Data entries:
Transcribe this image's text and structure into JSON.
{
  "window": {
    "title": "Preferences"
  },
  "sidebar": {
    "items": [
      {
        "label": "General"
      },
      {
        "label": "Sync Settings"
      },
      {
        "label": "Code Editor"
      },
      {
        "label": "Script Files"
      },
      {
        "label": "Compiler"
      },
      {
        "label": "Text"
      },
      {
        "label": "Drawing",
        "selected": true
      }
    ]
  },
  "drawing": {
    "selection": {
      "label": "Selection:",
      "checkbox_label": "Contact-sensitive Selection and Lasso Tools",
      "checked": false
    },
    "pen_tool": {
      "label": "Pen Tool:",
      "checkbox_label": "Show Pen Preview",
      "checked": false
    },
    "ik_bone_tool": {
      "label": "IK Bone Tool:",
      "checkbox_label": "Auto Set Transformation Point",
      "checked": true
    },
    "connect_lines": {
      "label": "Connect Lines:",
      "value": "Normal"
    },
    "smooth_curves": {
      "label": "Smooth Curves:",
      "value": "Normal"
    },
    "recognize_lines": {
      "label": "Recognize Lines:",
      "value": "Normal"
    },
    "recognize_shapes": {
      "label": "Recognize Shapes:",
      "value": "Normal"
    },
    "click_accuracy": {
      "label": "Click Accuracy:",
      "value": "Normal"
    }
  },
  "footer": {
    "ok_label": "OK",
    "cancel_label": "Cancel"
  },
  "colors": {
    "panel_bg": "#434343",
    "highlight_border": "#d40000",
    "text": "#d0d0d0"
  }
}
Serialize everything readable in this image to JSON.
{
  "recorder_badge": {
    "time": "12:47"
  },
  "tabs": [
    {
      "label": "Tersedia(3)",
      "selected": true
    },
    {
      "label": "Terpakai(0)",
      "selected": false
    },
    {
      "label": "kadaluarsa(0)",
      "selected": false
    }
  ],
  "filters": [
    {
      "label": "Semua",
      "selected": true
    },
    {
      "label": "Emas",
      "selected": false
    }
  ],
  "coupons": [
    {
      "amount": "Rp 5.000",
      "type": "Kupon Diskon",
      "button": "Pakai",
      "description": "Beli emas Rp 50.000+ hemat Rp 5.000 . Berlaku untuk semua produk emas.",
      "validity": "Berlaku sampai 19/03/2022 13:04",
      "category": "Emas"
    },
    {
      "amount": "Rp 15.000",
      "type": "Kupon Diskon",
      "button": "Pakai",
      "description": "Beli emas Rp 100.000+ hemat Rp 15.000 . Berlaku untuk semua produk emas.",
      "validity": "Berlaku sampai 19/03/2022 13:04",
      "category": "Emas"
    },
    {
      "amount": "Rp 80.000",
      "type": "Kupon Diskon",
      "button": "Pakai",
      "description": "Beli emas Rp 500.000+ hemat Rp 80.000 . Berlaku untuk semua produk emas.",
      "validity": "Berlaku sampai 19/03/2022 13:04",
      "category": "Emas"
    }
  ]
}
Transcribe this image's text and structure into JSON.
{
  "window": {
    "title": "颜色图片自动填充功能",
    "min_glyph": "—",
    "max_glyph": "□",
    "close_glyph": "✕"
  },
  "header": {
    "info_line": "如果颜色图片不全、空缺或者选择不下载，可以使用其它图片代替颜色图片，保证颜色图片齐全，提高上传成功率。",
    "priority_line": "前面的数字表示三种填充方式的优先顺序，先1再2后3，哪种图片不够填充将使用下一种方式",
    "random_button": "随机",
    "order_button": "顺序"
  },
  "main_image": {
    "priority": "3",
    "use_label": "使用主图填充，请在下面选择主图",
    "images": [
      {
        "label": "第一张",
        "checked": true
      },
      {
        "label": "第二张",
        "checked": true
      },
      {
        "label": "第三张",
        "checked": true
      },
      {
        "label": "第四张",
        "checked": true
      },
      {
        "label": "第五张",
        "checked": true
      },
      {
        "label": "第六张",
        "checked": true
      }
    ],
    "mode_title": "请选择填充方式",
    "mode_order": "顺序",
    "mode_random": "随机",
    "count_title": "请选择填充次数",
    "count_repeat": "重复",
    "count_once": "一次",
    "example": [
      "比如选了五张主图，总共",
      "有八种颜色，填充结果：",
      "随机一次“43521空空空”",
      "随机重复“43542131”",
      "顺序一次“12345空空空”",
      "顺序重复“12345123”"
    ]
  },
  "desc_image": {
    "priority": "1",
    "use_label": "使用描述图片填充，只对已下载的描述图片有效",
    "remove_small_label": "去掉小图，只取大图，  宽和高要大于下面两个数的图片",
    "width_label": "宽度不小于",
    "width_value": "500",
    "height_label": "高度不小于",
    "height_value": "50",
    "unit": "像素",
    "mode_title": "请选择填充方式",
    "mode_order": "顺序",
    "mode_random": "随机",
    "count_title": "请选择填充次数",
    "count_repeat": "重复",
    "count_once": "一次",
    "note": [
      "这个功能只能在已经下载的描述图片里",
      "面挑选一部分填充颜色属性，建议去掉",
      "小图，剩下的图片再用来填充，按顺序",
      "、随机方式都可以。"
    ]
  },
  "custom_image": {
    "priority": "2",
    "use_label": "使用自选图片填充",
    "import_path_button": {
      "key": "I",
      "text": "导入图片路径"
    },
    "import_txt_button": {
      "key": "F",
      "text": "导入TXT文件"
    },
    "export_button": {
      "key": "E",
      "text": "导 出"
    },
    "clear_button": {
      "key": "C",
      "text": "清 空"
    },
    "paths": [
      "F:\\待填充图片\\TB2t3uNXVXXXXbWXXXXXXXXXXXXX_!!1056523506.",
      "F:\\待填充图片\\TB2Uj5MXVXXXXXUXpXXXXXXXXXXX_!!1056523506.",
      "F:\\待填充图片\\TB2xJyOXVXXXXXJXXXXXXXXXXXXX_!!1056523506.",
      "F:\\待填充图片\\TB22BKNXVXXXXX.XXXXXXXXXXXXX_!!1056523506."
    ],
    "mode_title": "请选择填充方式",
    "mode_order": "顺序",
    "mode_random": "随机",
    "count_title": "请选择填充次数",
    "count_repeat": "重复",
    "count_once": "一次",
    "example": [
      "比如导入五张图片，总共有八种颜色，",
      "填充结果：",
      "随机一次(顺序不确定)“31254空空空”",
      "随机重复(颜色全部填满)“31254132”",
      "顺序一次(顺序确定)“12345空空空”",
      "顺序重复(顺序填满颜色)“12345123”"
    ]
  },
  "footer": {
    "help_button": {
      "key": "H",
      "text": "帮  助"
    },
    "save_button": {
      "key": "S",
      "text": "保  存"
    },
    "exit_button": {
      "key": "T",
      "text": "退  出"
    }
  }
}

Work instructions: Restate the data above exactly, keeping each word as it stands.

Response to the task:
Transcribe this image's text and structure into JSON.
{
  "window": {
    "title": "Preferences"
  },
  "sidebar": {
    "items": [
      {
        "label": "General"
      },
      {
        "label": "Sync Settings"
      },
      {
        "label": "Code Editor"
      },
      {
        "label": "Script Files"
      },
      {
        "label": "Compiler"
      },
      {
        "label": "Text"
      },
      {
        "label": "Drawing",
        "selected": true
      }
    ]
  },
  "drawing": {
    "selection": {
      "label": "Selection:",
      "checkbox_label": "Contact-sensitive Selection and Lasso Tools",
      "checked": false
    },
    "pen_tool": {
      "label": "Pen Tool:",
      "checkbox_label": "Show Pen Preview",
      "checked": false
    },
    "ik_bone_tool": {
      "label": "IK Bone Tool:",
      "checkbox_label": "Auto Set Transformation Point",
      "checked": true
    },
    "connect_lines": {
      "label": "Connect Lines:",
      "value": "Normal"
    },
    "smooth_curves": {
      "label": "Smooth Curves:",
      "value": "Normal"
    },
    "recognize_lines": {
      "label": "Recognize Lines:",
      "value": "Normal"
    },
    "recognize_shapes": {
      "label": "Recognize Shapes:",
      "value": "Normal"
    },
    "click_accuracy": {
      "label": "Click Accuracy:",
      "value": "Normal"
    }
  },
  "footer": {
    "ok_label": "OK",
    "cancel_label": "Cancel"
  },
  "colors": {
    "panel_bg": "#434343",
    "highlight_border": "#d40000",
    "text": "#d0d0d0"
  }
}
Serialize everything readable in this image to JSON.
{
  "recorder_badge": {
    "time": "12:47"
  },
  "tabs": [
    {
      "label": "Tersedia(3)",
      "selected": true
    },
    {
      "label": "Terpakai(0)",
      "selected": false
    },
    {
      "label": "kadaluarsa(0)",
      "selected": false
    }
  ],
  "filters": [
    {
      "label": "Semua",
      "selected": true
    },
    {
      "label": "Emas",
      "selected": false
    }
  ],
  "coupons": [
    {
      "amount": "Rp 5.000",
      "type": "Kupon Diskon",
      "button": "Pakai",
      "description": "Beli emas Rp 50.000+ hemat Rp 5.000 . Berlaku untuk semua produk emas.",
      "validity": "Berlaku sampai 19/03/2022 13:04",
      "category": "Emas"
    },
    {
      "amount": "Rp 15.000",
      "type": "Kupon Diskon",
      "button": "Pakai",
      "description": "Beli emas Rp 100.000+ hemat Rp 15.000 . Berlaku untuk semua produk emas.",
      "validity": "Berlaku sampai 19/03/2022 13:04",
      "category": "Emas"
    },
    {
      "amount": "Rp 80.000",
      "type": "Kupon Diskon",
      "button": "Pakai",
      "description": "Beli emas Rp 500.000+ hemat Rp 80.000 . Berlaku untuk semua produk emas.",
      "validity": "Berlaku sampai 19/03/2022 13:04",
      "category": "Emas"
    }
  ]
}
Transcribe this image's text and structure into JSON.
{
  "window": {
    "title": "颜色图片自动填充功能",
    "min_glyph": "—",
    "max_glyph": "□",
    "close_glyph": "✕"
  },
  "header": {
    "info_line": "如果颜色图片不全、空缺或者选择不下载，可以使用其它图片代替颜色图片，保证颜色图片齐全，提高上传成功率。",
    "priority_line": "前面的数字表示三种填充方式的优先顺序，先1再2后3，哪种图片不够填充将使用下一种方式",
    "random_button": "随机",
    "order_button": "顺序"
  },
  "main_image": {
    "priority": "3",
    "use_label": "使用主图填充，请在下面选择主图",
    "images": [
      {
        "label": "第一张",
        "checked": true
      },
      {
        "label": "第二张",
        "checked": true
      },
      {
        "label": "第三张",
        "checked": true
      },
      {
        "label": "第四张",
        "checked": true
      },
      {
        "label": "第五张",
        "checked": true
      },
      {
        "label": "第六张",
        "checked": true
      }
    ],
    "mode_title": "请选择填充方式",
    "mode_order": "顺序",
    "mode_random": "随机",
    "count_title": "请选择填充次数",
    "count_repeat": "重复",
    "count_once": "一次",
    "example": [
      "比如选了五张主图，总共",
      "有八种颜色，填充结果：",
      "随机一次“43521空空空”",
      "随机重复“43542131”",
      "顺序一次“12345空空空”",
      "顺序重复“12345123”"
    ]
  },
  "desc_image": {
    "priority": "1",
    "use_label": "使用描述图片填充，只对已下载的描述图片有效",
    "remove_small_label": "去掉小图，只取大图，  宽和高要大于下面两个数的图片",
    "width_label": "宽度不小于",
    "width_value": "500",
    "height_label": "高度不小于",
    "height_value": "50",
    "unit": "像素",
    "mode_title": "请选择填充方式",
    "mode_order": "顺序",
    "mode_random": "随机",
    "count_title": "请选择填充次数",
    "count_repeat": "重复",
    "count_once": "一次",
    "note": [
      "这个功能只能在已经下载的描述图片里",
      "面挑选一部分填充颜色属性，建议去掉",
      "小图，剩下的图片再用来填充，按顺序",
      "、随机方式都可以。"
    ]
  },
  "custom_image": {
    "priority": "2",
    "use_label": "使用自选图片填充",
    "import_path_button": {
      "key": "I",
      "text": "导入图片路径"
    },
    "import_txt_button": {
      "key": "F",
      "text": "导入TXT文件"
    },
    "export_button": {
      "key": "E",
      "text": "导 出"
    },
    "clear_button": {
      "key": "C",
      "text": "清 空"
    },
    "paths": [
      "F:\\待填充图片\\TB2t3uNXVXXXXbWXXXXXXXXXXXXX_!!1056523506.",
      "F:\\待填充图片\\TB2Uj5MXVXXXXXUXpXXXXXXXXXXX_!!1056523506.",
      "F:\\待填充图片\\TB2xJyOXVXXXXXJXXXXXXXXXXXXX_!!1056523506.",
      "F:\\待填充图片\\TB22BKNXVXXXXX.XXXXXXXXXXXXX_!!1056523506."
    ],
    "mode_title": "请选择填充方式",
    "mode_order": "顺序",
    "mode_random": "随机",
    "count_title": "请选择填充次数",
    "count_repeat": "重复",
    "count_once": "一次",
    "example": [
      "比如导入五张图片，总共有八种颜色，",
      "填充结果：",
      "随机一次(顺序不确定)“31254空空空”",
      "随机重复(颜色全部填满)“31254132”",
      "顺序一次(顺序确定)“12345空空空”",
      "顺序重复(顺序填满颜色)“12345123”"
    ]
  },
  "footer": {
    "help_button": {
      "key": "H",
      "text": "帮  助"
    },
    "save_button": {
      "key": "S",
      "text": "保  存"
    },
    "exit_button": {
      "key": "T",
      "text": "退  出"
    }
  }
}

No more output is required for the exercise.